- [Exercise prompt]
Give the data below again exactly as written, without its pictures.

☆ ☆ ☆ ☆ ☆ ☆ ☆

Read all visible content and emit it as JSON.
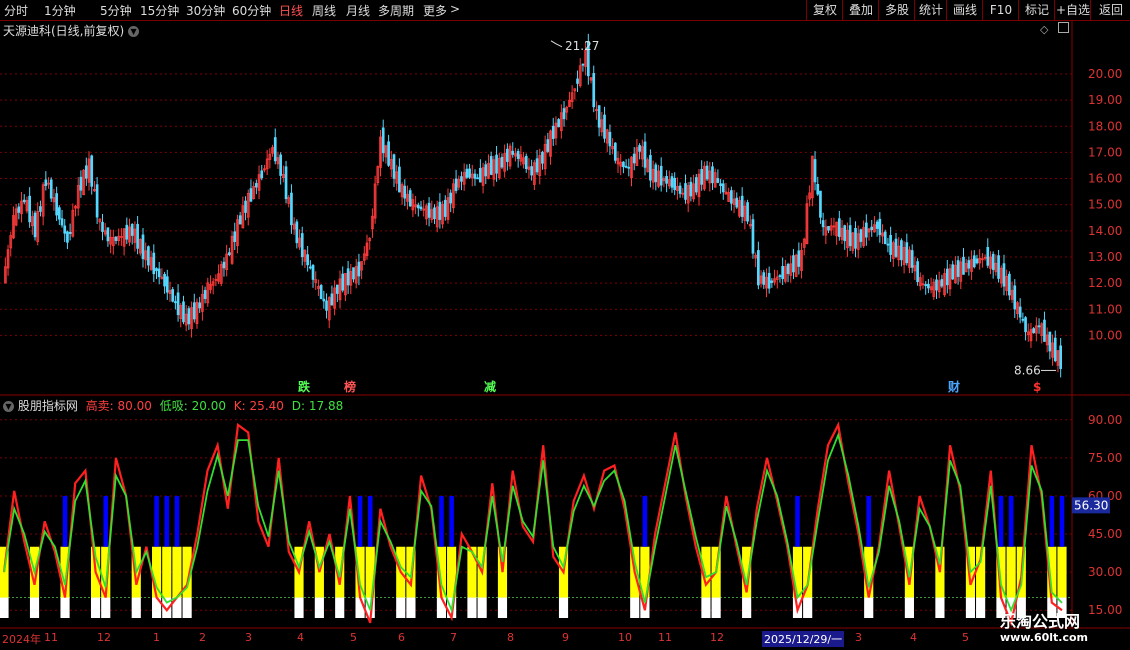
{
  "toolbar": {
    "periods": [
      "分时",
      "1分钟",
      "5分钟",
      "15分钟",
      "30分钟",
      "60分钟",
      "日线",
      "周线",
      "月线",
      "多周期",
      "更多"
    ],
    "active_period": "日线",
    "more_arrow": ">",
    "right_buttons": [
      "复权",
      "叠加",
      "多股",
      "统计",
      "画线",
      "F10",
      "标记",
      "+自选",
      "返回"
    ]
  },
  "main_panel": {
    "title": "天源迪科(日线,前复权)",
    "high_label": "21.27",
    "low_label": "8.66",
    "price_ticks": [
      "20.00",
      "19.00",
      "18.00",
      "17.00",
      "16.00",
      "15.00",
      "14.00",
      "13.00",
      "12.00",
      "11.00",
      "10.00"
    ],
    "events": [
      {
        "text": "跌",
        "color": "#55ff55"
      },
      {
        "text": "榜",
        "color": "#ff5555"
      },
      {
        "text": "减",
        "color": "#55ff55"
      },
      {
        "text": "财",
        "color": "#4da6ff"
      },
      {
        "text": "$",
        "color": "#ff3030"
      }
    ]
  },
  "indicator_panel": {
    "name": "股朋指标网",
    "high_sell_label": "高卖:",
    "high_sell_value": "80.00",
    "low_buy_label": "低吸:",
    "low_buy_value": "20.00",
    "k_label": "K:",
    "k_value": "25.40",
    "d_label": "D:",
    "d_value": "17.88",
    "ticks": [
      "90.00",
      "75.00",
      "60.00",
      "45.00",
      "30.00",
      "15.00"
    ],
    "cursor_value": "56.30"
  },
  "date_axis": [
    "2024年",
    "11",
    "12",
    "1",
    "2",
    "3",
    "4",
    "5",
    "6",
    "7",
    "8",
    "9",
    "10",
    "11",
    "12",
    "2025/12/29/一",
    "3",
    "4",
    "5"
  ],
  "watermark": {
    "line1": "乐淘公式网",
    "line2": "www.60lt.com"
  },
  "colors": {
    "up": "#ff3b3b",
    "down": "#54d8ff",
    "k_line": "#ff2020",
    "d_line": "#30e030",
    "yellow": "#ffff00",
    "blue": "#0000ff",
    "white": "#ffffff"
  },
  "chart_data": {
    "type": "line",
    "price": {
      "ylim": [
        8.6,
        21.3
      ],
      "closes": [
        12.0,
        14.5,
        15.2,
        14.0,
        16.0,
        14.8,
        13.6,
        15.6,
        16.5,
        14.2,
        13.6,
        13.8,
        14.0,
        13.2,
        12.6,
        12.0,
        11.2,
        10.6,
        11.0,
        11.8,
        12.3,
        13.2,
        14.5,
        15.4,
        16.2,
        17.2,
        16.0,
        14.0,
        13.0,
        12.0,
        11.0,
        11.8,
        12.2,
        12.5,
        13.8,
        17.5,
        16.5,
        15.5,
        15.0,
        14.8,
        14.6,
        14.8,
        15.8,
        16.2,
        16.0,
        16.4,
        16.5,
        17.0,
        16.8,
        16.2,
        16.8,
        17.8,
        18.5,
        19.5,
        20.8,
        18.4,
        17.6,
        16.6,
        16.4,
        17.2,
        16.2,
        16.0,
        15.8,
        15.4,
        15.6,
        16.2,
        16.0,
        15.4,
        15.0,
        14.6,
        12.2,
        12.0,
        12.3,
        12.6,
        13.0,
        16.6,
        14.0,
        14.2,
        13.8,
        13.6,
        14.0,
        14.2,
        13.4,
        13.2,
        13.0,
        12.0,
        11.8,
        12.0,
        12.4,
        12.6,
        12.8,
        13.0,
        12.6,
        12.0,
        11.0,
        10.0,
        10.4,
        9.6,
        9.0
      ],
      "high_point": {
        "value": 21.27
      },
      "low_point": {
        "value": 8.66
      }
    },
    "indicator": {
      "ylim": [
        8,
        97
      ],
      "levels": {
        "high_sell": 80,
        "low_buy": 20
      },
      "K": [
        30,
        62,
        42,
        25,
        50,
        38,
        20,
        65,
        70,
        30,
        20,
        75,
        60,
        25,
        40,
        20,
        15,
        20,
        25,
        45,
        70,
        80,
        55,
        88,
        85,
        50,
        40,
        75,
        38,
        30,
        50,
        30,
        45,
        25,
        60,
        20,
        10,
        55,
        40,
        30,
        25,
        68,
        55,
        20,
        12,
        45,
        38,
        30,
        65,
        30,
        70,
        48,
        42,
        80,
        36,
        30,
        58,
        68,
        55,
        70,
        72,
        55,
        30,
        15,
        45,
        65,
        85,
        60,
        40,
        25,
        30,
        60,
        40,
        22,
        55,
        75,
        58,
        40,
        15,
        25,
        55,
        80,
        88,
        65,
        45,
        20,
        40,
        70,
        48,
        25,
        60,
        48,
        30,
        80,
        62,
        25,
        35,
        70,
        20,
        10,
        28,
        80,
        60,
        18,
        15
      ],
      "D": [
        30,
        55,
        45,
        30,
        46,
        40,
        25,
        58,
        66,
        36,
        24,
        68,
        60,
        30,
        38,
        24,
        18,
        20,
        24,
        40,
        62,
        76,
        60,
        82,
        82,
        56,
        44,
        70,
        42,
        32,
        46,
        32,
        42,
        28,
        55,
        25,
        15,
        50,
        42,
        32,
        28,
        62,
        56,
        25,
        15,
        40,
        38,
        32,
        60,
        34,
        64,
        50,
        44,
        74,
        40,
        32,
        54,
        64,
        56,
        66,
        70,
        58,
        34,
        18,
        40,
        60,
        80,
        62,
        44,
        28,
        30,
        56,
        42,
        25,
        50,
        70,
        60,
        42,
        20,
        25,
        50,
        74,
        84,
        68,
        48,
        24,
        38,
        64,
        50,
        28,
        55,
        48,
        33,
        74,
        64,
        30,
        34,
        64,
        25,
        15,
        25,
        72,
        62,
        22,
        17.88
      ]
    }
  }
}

☆ ☆ ☆ ☆ ☆ ☆ ☆

- [Worked solution]
Read all visible content and emit it as JSON.
{
  "toolbar": {
    "periods": [
      "分时",
      "1分钟",
      "5分钟",
      "15分钟",
      "30分钟",
      "60分钟",
      "日线",
      "周线",
      "月线",
      "多周期",
      "更多"
    ],
    "active_period": "日线",
    "more_arrow": ">",
    "right_buttons": [
      "复权",
      "叠加",
      "多股",
      "统计",
      "画线",
      "F10",
      "标记",
      "+自选",
      "返回"
    ]
  },
  "main_panel": {
    "title": "天源迪科(日线,前复权)",
    "high_label": "21.27",
    "low_label": "8.66",
    "price_ticks": [
      "20.00",
      "19.00",
      "18.00",
      "17.00",
      "16.00",
      "15.00",
      "14.00",
      "13.00",
      "12.00",
      "11.00",
      "10.00"
    ],
    "events": [
      {
        "text": "跌",
        "color": "#55ff55"
      },
      {
        "text": "榜",
        "color": "#ff5555"
      },
      {
        "text": "减",
        "color": "#55ff55"
      },
      {
        "text": "财",
        "color": "#4da6ff"
      },
      {
        "text": "$",
        "color": "#ff3030"
      }
    ]
  },
  "indicator_panel": {
    "name": "股朋指标网",
    "high_sell_label": "高卖:",
    "high_sell_value": "80.00",
    "low_buy_label": "低吸:",
    "low_buy_value": "20.00",
    "k_label": "K:",
    "k_value": "25.40",
    "d_label": "D:",
    "d_value": "17.88",
    "ticks": [
      "90.00",
      "75.00",
      "60.00",
      "45.00",
      "30.00",
      "15.00"
    ],
    "cursor_value": "56.30"
  },
  "date_axis": [
    "2024年",
    "11",
    "12",
    "1",
    "2",
    "3",
    "4",
    "5",
    "6",
    "7",
    "8",
    "9",
    "10",
    "11",
    "12",
    "2025/12/29/一",
    "3",
    "4",
    "5"
  ],
  "watermark": {
    "line1": "乐淘公式网",
    "line2": "www.60lt.com"
  },
  "colors": {
    "up": "#ff3b3b",
    "down": "#54d8ff",
    "k_line": "#ff2020",
    "d_line": "#30e030",
    "yellow": "#ffff00",
    "blue": "#0000ff",
    "white": "#ffffff"
  },
  "chart_data": {
    "type": "line",
    "price": {
      "ylim": [
        8.6,
        21.3
      ],
      "closes": [
        12.0,
        14.5,
        15.2,
        14.0,
        16.0,
        14.8,
        13.6,
        15.6,
        16.5,
        14.2,
        13.6,
        13.8,
        14.0,
        13.2,
        12.6,
        12.0,
        11.2,
        10.6,
        11.0,
        11.8,
        12.3,
        13.2,
        14.5,
        15.4,
        16.2,
        17.2,
        16.0,
        14.0,
        13.0,
        12.0,
        11.0,
        11.8,
        12.2,
        12.5,
        13.8,
        17.5,
        16.5,
        15.5,
        15.0,
        14.8,
        14.6,
        14.8,
        15.8,
        16.2,
        16.0,
        16.4,
        16.5,
        17.0,
        16.8,
        16.2,
        16.8,
        17.8,
        18.5,
        19.5,
        20.8,
        18.4,
        17.6,
        16.6,
        16.4,
        17.2,
        16.2,
        16.0,
        15.8,
        15.4,
        15.6,
        16.2,
        16.0,
        15.4,
        15.0,
        14.6,
        12.2,
        12.0,
        12.3,
        12.6,
        13.0,
        16.6,
        14.0,
        14.2,
        13.8,
        13.6,
        14.0,
        14.2,
        13.4,
        13.2,
        13.0,
        12.0,
        11.8,
        12.0,
        12.4,
        12.6,
        12.8,
        13.0,
        12.6,
        12.0,
        11.0,
        10.0,
        10.4,
        9.6,
        9.0
      ],
      "high_point": {
        "value": 21.27
      },
      "low_point": {
        "value": 8.66
      }
    },
    "indicator": {
      "ylim": [
        8,
        97
      ],
      "levels": {
        "high_sell": 80,
        "low_buy": 20
      },
      "K": [
        30,
        62,
        42,
        25,
        50,
        38,
        20,
        65,
        70,
        30,
        20,
        75,
        60,
        25,
        40,
        20,
        15,
        20,
        25,
        45,
        70,
        80,
        55,
        88,
        85,
        50,
        40,
        75,
        38,
        30,
        50,
        30,
        45,
        25,
        60,
        20,
        10,
        55,
        40,
        30,
        25,
        68,
        55,
        20,
        12,
        45,
        38,
        30,
        65,
        30,
        70,
        48,
        42,
        80,
        36,
        30,
        58,
        68,
        55,
        70,
        72,
        55,
        30,
        15,
        45,
        65,
        85,
        60,
        40,
        25,
        30,
        60,
        40,
        22,
        55,
        75,
        58,
        40,
        15,
        25,
        55,
        80,
        88,
        65,
        45,
        20,
        40,
        70,
        48,
        25,
        60,
        48,
        30,
        80,
        62,
        25,
        35,
        70,
        20,
        10,
        28,
        80,
        60,
        18,
        15
      ],
      "D": [
        30,
        55,
        45,
        30,
        46,
        40,
        25,
        58,
        66,
        36,
        24,
        68,
        60,
        30,
        38,
        24,
        18,
        20,
        24,
        40,
        62,
        76,
        60,
        82,
        82,
        56,
        44,
        70,
        42,
        32,
        46,
        32,
        42,
        28,
        55,
        25,
        15,
        50,
        42,
        32,
        28,
        62,
        56,
        25,
        15,
        40,
        38,
        32,
        60,
        34,
        64,
        50,
        44,
        74,
        40,
        32,
        54,
        64,
        56,
        66,
        70,
        58,
        34,
        18,
        40,
        60,
        80,
        62,
        44,
        28,
        30,
        56,
        42,
        25,
        50,
        70,
        60,
        42,
        20,
        25,
        50,
        74,
        84,
        68,
        48,
        24,
        38,
        64,
        50,
        28,
        55,
        48,
        33,
        74,
        64,
        30,
        34,
        64,
        25,
        15,
        25,
        72,
        62,
        22,
        17.88
      ]
    }
  }
}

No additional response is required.